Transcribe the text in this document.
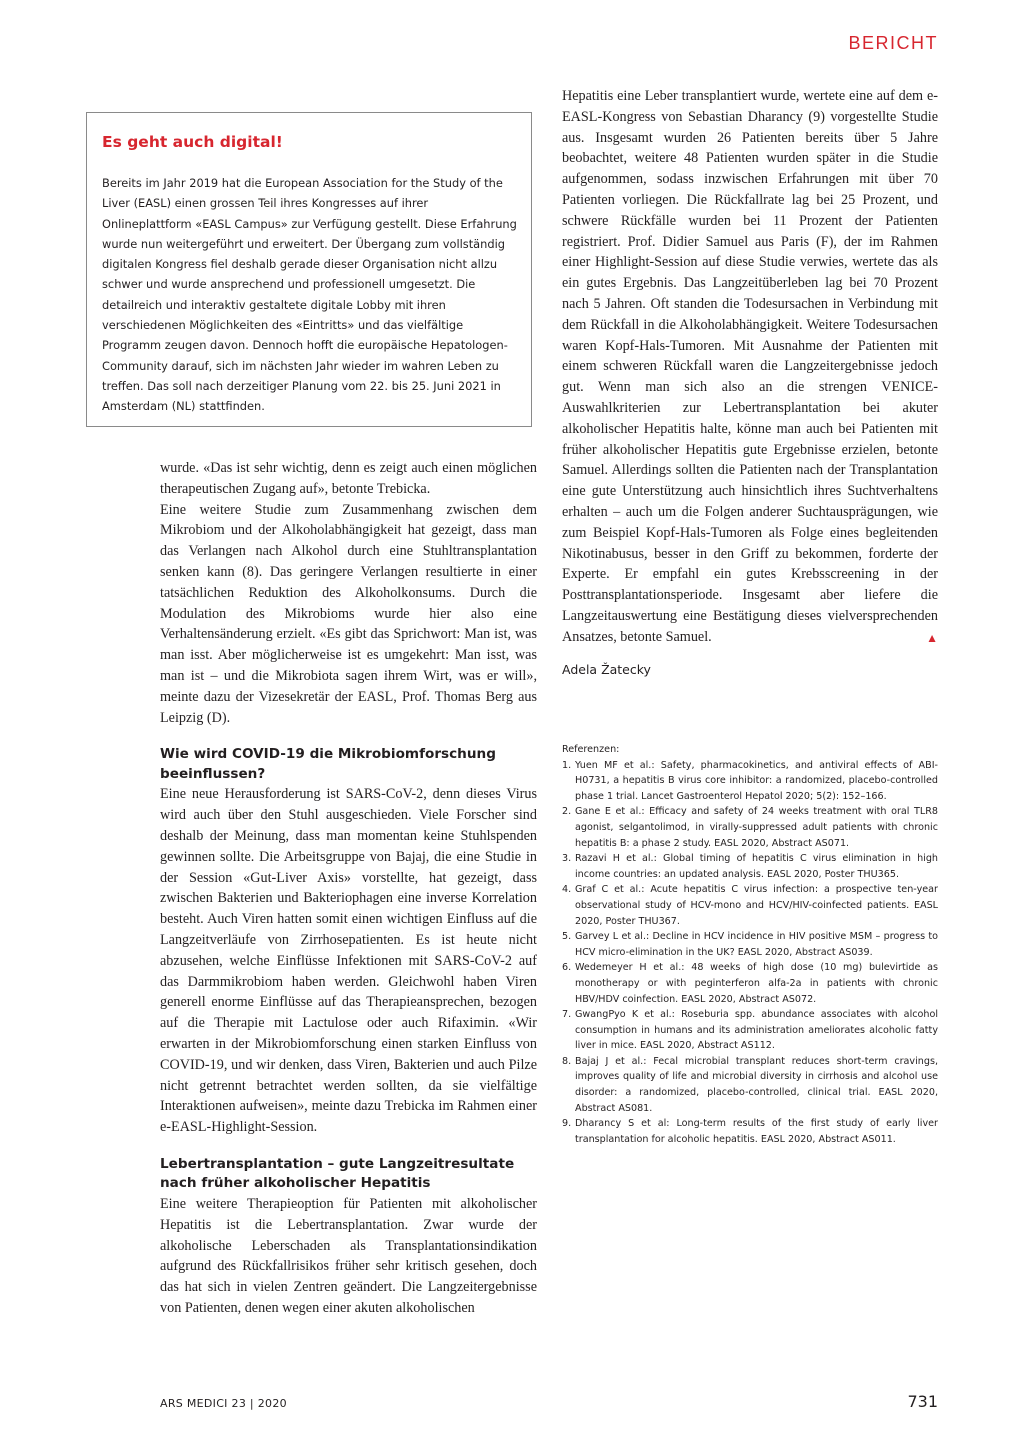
BERICHT
Es geht auch digital!

Bereits im Jahr 2019 hat die European Association for the Study of the Liver (EASL) einen grossen Teil ihres Kongresses auf ihrer Onlineplattform «EASL Campus» zur Verfügung gestellt. Diese Erfahrung wurde nun weitergeführt und erweitert. Der Übergang zum vollständig digitalen Kongress fiel deshalb gerade dieser Organisation nicht allzu schwer und wurde ansprechend und professionell umgesetzt. Die detailreich und interaktiv gestaltete digitale Lobby mit ihren verschiedenen Möglichkeiten des «Eintritts» und das vielfältige Programm zeugen davon. Dennoch hofft die europäische Hepatologen-Community darauf, sich im nächsten Jahr wieder im wahren Leben zu treffen. Das soll nach derzeitiger Planung vom 22. bis 25. Juni 2021 in Amsterdam (NL) stattfinden.

wurde. «Das ist sehr wichtig, denn es zeigt auch einen möglichen therapeutischen Zugang auf», betonte Trebicka.

Eine weitere Studie zum Zusammenhang zwischen dem Mikrobiom und der Alkoholabhängigkeit hat gezeigt, dass man das Verlangen nach Alkohol durch eine Stuhltransplantation senken kann (8). Das geringere Verlangen resultierte in einer tatsächlichen Reduktion des Alkoholkonsums. Durch die Modulation des Mikrobioms wurde hier also eine Verhaltensänderung erzielt. «Es gibt das Sprichwort: Man ist, was man isst. Aber möglicherweise ist es umgekehrt: Man isst, was man ist – und die Mikrobiota sagen ihrem Wirt, was er will», meinte dazu der Vizesekretär der EASL, Prof. Thomas Berg aus Leipzig (D).

Wie wird COVID-19 die Mikrobiomforschung beeinflussen?

Eine neue Herausforderung ist SARS-CoV-2, denn dieses Virus wird auch über den Stuhl ausgeschieden. Viele Forscher sind deshalb der Meinung, dass man momentan keine Stuhlspenden gewinnen sollte. Die Arbeitsgruppe von Bajaj, die eine Studie in der Session «Gut-Liver Axis» vorstellte, hat gezeigt, dass zwischen Bakterien und Bakteriophagen eine inverse Korrelation besteht. Auch Viren hatten somit einen wichtigen Einfluss auf die Langzeitverläufe von Zirrhosepatienten. Es ist heute nicht abzusehen, welche Einflüsse Infektionen mit SARS-CoV-2 auf das Darmmikrobiom haben werden. Gleichwohl haben Viren generell enorme Einflüsse auf das Therapieansprechen, bezogen auf die Therapie mit Lactulose oder auch Rifaximin. «Wir erwarten in der Mikrobiomforschung einen starken Einfluss von COVID-19, und wir denken, dass Viren, Bakterien und auch Pilze nicht getrennt betrachtet werden sollten, da sie vielfältige Interaktionen aufweisen», meinte dazu Trebicka im Rahmen einer e-EASL-Highlight-Session.

Lebertransplantation – gute Langzeitresultate nach früher alkoholischer Hepatitis

Eine weitere Therapieoption für Patienten mit alkoholischer Hepatitis ist die Lebertransplantation. Zwar wurde der alkoholische Leberschaden als Transplantationsindikation aufgrund des Rückfallrisikos früher sehr kritisch gesehen, doch das hat sich in vielen Zentren geändert. Die Langzeitergebnisse von Patienten, denen wegen einer akuten alkoholischen

Hepatitis eine Leber transplantiert wurde, wertete eine auf dem e-EASL-Kongress von Sebastian Dharancy (9) vorgestellte Studie aus. Insgesamt wurden 26 Patienten bereits über 5 Jahre beobachtet, weitere 48 Patienten wurden später in die Studie aufgenommen, sodass inzwischen Erfahrungen mit über 70 Patienten vorliegen. Die Rückfallrate lag bei 25 Prozent, und schwere Rückfälle wurden bei 11 Prozent der Patienten registriert. Prof. Didier Samuel aus Paris (F), der im Rahmen einer Highlight-Session auf diese Studie verwies, wertete das als ein gutes Ergebnis. Das Langzeitüberleben lag bei 70 Prozent nach 5 Jahren. Oft standen die Todesursachen in Verbindung mit dem Rückfall in die Alkoholabhängigkeit. Weitere Todesursachen waren Kopf-Hals-Tumoren. Mit Ausnahme der Patienten mit einem schweren Rückfall waren die Langzeitergebnisse jedoch gut. Wenn man sich also an die strengen VENICE-Auswahlkriterien zur Lebertransplantation bei akuter alkoholischer Hepatitis halte, könne man auch bei Patienten mit früher alkoholischer Hepatitis gute Ergebnisse erzielen, betonte Samuel. Allerdings sollten die Patienten nach der Transplantation eine gute Unterstützung auch hinsichtlich ihres Suchtverhaltens erhalten – auch um die Folgen anderer Suchtausprägungen, wie zum Beispiel Kopf-Hals-Tumoren als Folge eines begleitenden Nikotinabusus, besser in den Griff zu bekommen, forderte der Experte. Er empfahl ein gutes Krebsscreening in der Posttransplantationsperiode. Insgesamt aber liefere die Langzeitauswertung eine Bestätigung dieses vielversprechenden Ansatzes, betonte Samuel.	▲

Adela Žatecky

Referenzen:

1. Yuen MF et al.: Safety, pharmacokinetics, and antiviral effects of ABI-H0731, a hepatitis B virus core inhibitor: a randomized, placebo-controlled phase 1 trial. Lancet Gastroenterol Hepatol 2020; 5(2): 152–166.
2. Gane E et al.: Efficacy and safety of 24 weeks treatment with oral TLR8 agonist, selgantolimod, in virally-suppressed adult patients with chronic hepatitis B: a phase 2 study. EASL 2020, Abstract AS071.
3. Razavi H et al.: Global timing of hepatitis C virus elimination in high income countries: an updated analysis. EASL 2020, Poster THU365.
4. Graf C et al.: Acute hepatitis C virus infection: a prospective ten-year observational study of HCV-mono and HCV/HIV-coinfected patients. EASL 2020, Poster THU367.
5. Garvey L et al.: Decline in HCV incidence in HIV positive MSM – progress to HCV micro-elimination in the UK? EASL 2020, Abstract AS039.
6. Wedemeyer H et al.: 48 weeks of high dose (10 mg) bulevirtide as monotherapy or with peginterferon alfa-2a in patients with chronic HBV/HDV coinfection. EASL 2020, Abstract AS072.
7. GwangPyo K et al.: Roseburia spp. abundance associates with alcohol consumption in humans and its administration ameliorates alcoholic fatty liver in mice. EASL 2020, Abstract AS112.
8. Bajaj J et al.: Fecal microbial transplant reduces short-term cravings, improves quality of life and microbial diversity in cirrhosis and alcohol use disorder: a randomized, placebo-controlled, clinical trial. EASL 2020, Abstract AS081.
9. Dharancy S et al: Long-term results of the first study of early liver transplantation for alcoholic hepatitis. EASL 2020, Abstract AS011.
ARS MEDICI 23 | 2020	731
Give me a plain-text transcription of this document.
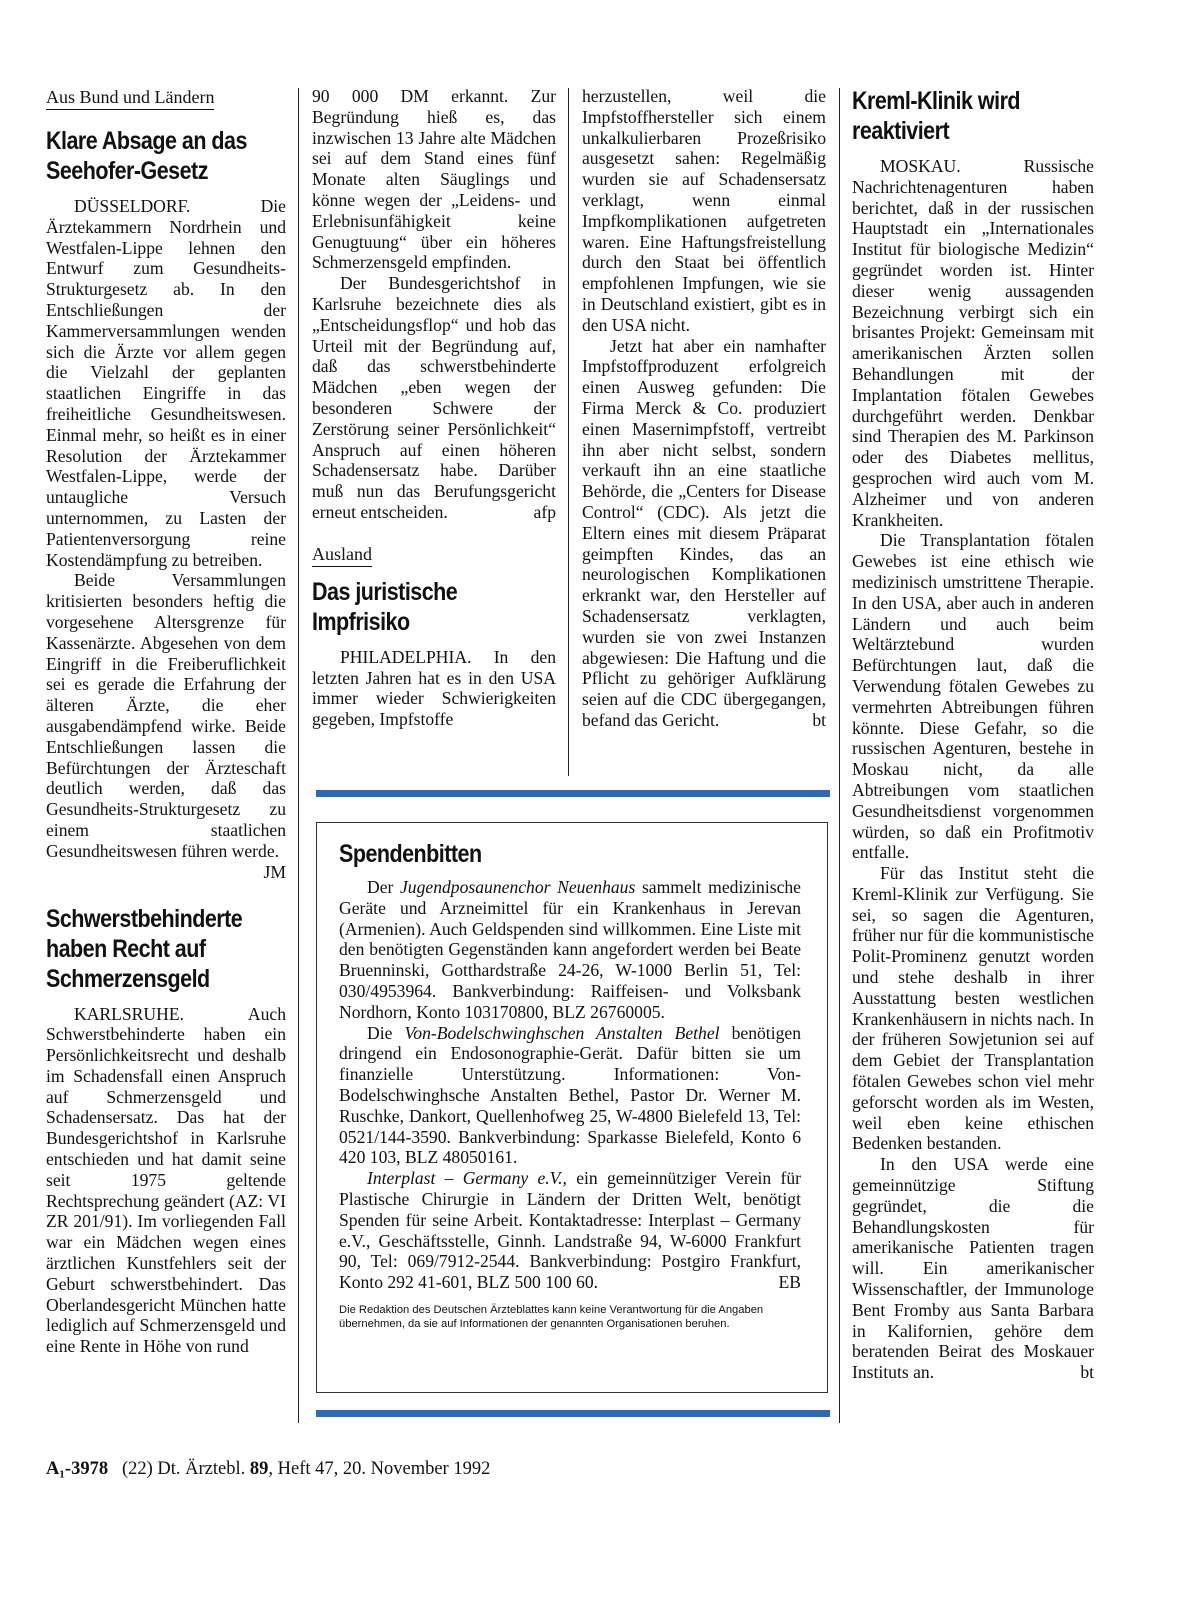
Aus Bund und Ländern
Klare Absage an das Seehofer-Gesetz

DÜSSELDORF. Die Ärztekammern Nordrhein und Westfalen-Lippe lehnen den Entwurf zum Gesundheits-Strukturgesetz ab. In den Entschließungen der Kammerversammlungen wenden sich die Ärzte vor allem gegen die Vielzahl der geplanten staatlichen Eingriffe in das freiheitliche Gesundheitswesen. Einmal mehr, so heißt es in einer Resolution der Ärztekammer Westfalen-Lippe, werde der untaugliche Versuch unternommen, zu Lasten der Patientenversorgung reine Kostendämpfung zu betreiben.

Beide Versammlungen kritisierten besonders heftig die vorgesehene Altersgrenze für Kassenärzte. Abgesehen von dem Eingriff in die Freiberuflichkeit sei es gerade die Erfahrung der älteren Ärzte, die eher ausgabendämpfend wirke. Beide Entschließungen lassen die Befürchtungen der Ärzteschaft deutlich werden, daß das Gesundheits-Strukturgesetz zu einem staatlichen Gesundheitswesen führen werde.
JM

Schwerstbehinderte haben Recht auf Schmerzensgeld

KARLSRUHE. Auch Schwerstbehinderte haben ein Persönlichkeitsrecht und deshalb im Schadensfall einen Anspruch auf Schmerzensgeld und Schadensersatz. Das hat der Bundesgerichtshof in Karlsruhe entschieden und hat damit seine seit 1975 geltende Rechtsprechung geändert (AZ: VI ZR 201/91). Im vorliegenden Fall war ein Mädchen wegen eines ärztlichen Kunstfehlers seit der Geburt schwerstbehindert. Das Oberlandesgericht München hatte lediglich auf Schmerzensgeld und eine Rente in Höhe von rund

90 000 DM erkannt. Zur Begründung hieß es, das inzwischen 13 Jahre alte Mädchen sei auf dem Stand eines fünf Monate alten Säuglings und könne wegen der „Leidens- und Erlebnisunfähigkeit keine Genugtuung“ über ein höheres Schmerzensgeld empfinden.

Der Bundesgerichtshof in Karlsruhe bezeichnete dies als „Entscheidungsflop“ und hob das Urteil mit der Begründung auf, daß das schwerstbehinderte Mädchen „eben wegen der besonderen Schwere der Zerstörung seiner Persönlichkeit“ Anspruch auf einen höheren Schadensersatz habe. Darüber muß nun das Berufungsgericht erneut entscheiden.	afp

Ausland
Das juristische Impfrisiko

PHILADELPHIA. In den letzten Jahren hat es in den USA immer wieder Schwierigkeiten gegeben, Impfstoffe

herzustellen, weil die Impfstoffhersteller sich einem unkalkulierbaren Prozeßrisiko ausgesetzt sahen: Regelmäßig wurden sie auf Schadensersatz verklagt, wenn einmal Impfkomplikationen aufgetreten waren. Eine Haftungsfreistellung durch den Staat bei öffentlich empfohlenen Impfungen, wie sie in Deutschland existiert, gibt es in den USA nicht.

Jetzt hat aber ein namhafter Impfstoffproduzent erfolgreich einen Ausweg gefunden: Die Firma Merck & Co. produziert einen Masernimpfstoff, vertreibt ihn aber nicht selbst, sondern verkauft ihn an eine staatliche Behörde, die „Centers for Disease Control“ (CDC). Als jetzt die Eltern eines mit diesem Präparat geimpften Kindes, das an neurologischen Komplikationen erkrankt war, den Hersteller auf Schadensersatz verklagten, wurden sie von zwei Instanzen abgewiesen: Die Haftung und die Pflicht zu gehöriger Aufklärung seien auf die CDC übergegangen, befand das Gericht.	bt

Spendenbitten

Der Jugendposaunenchor Neuenhaus sammelt medizinische Geräte und Arzneimittel für ein Krankenhaus in Jerevan (Armenien). Auch Geldspenden sind willkommen. Eine Liste mit den benötigten Gegenständen kann angefordert werden bei Beate Bruenninski, Gotthardstraße 24-26, W-1000 Berlin 51, Tel: 030/4953964. Bankverbindung: Raiffeisen- und Volksbank Nordhorn, Konto 103170800, BLZ 26760005.

Die Von-Bodelschwinghschen Anstalten Bethel benötigen dringend ein Endosonographie-Gerät. Dafür bitten sie um finanzielle Unterstützung. Informationen: Von-Bodelschwinghsche Anstalten Bethel, Pastor Dr. Werner M. Ruschke, Dankort, Quellenhofweg 25, W-4800 Bielefeld 13, Tel: 0521/144-3590. Bankverbindung: Sparkasse Bielefeld, Konto 6 420 103, BLZ 48050161.

Interplast – Germany e.V., ein gemeinnütziger Verein für Plastische Chirurgie in Ländern der Dritten Welt, benötigt Spenden für seine Arbeit. Kontaktadresse: Interplast – Germany e.V., Geschäftsstelle, Ginnh. Landstraße 94, W-6000 Frankfurt 90, Tel: 069/7912-2544. Bankverbindung: Postgiro Frankfurt, Konto 292 41-601, BLZ 500 100 60.	EB

Die Redaktion des Deutschen Ärzteblattes kann keine Verantwortung für die Angaben übernehmen, da sie auf Informationen der genannten Organisationen beruhen.

Kreml-Klinik wird reaktiviert

MOSKAU. Russische Nachrichtenagenturen haben berichtet, daß in der russischen Hauptstadt ein „Internationales Institut für biologische Medizin“ gegründet worden ist. Hinter dieser wenig aussagenden Bezeichnung verbirgt sich ein brisantes Projekt: Gemeinsam mit amerikanischen Ärzten sollen Behandlungen mit der Implantation fötalen Gewebes durchgeführt werden. Denkbar sind Therapien des M. Parkinson oder des Diabetes mellitus, gesprochen wird auch vom M. Alzheimer und von anderen Krankheiten.

Die Transplantation fötalen Gewebes ist eine ethisch wie medizinisch umstrittene Therapie. In den USA, aber auch in anderen Ländern und auch beim Weltärztebund wurden Befürchtungen laut, daß die Verwendung fötalen Gewebes zu vermehrten Abtreibungen führen könnte. Diese Gefahr, so die russischen Agenturen, bestehe in Moskau nicht, da alle Abtreibungen vom staatlichen Gesundheitsdienst vorgenommen würden, so daß ein Profitmotiv entfalle.

Für das Institut steht die Kreml-Klinik zur Verfügung. Sie sei, so sagen die Agenturen, früher nur für die kommunistische Polit-Prominenz genutzt worden und stehe deshalb in ihrer Ausstattung besten westlichen Krankenhäusern in nichts nach. In der früheren Sowjetunion sei auf dem Gebiet der Transplantation fötalen Gewebes schon viel mehr geforscht worden als im Westen, weil eben keine ethischen Bedenken bestanden.

In den USA werde eine gemeinnützige Stiftung gegründet, die die Behandlungskosten für amerikanische Patienten tragen will. Ein amerikanischer Wissenschaftler, der Immunologe Bent Fromby aus Santa Barbara in Kalifornien, gehöre dem beratenden Beirat des Moskauer Instituts an.	bt

A₁-3978 (22) Dt. Ärztebl. 89, Heft 47, 20. November 1992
━━━━━━━━━━━━━━━━
→ **Exercise brief**
Within the material, count the lines where the word "Klinik" appears. The reply is that number and nothing more.

→ **Result**
2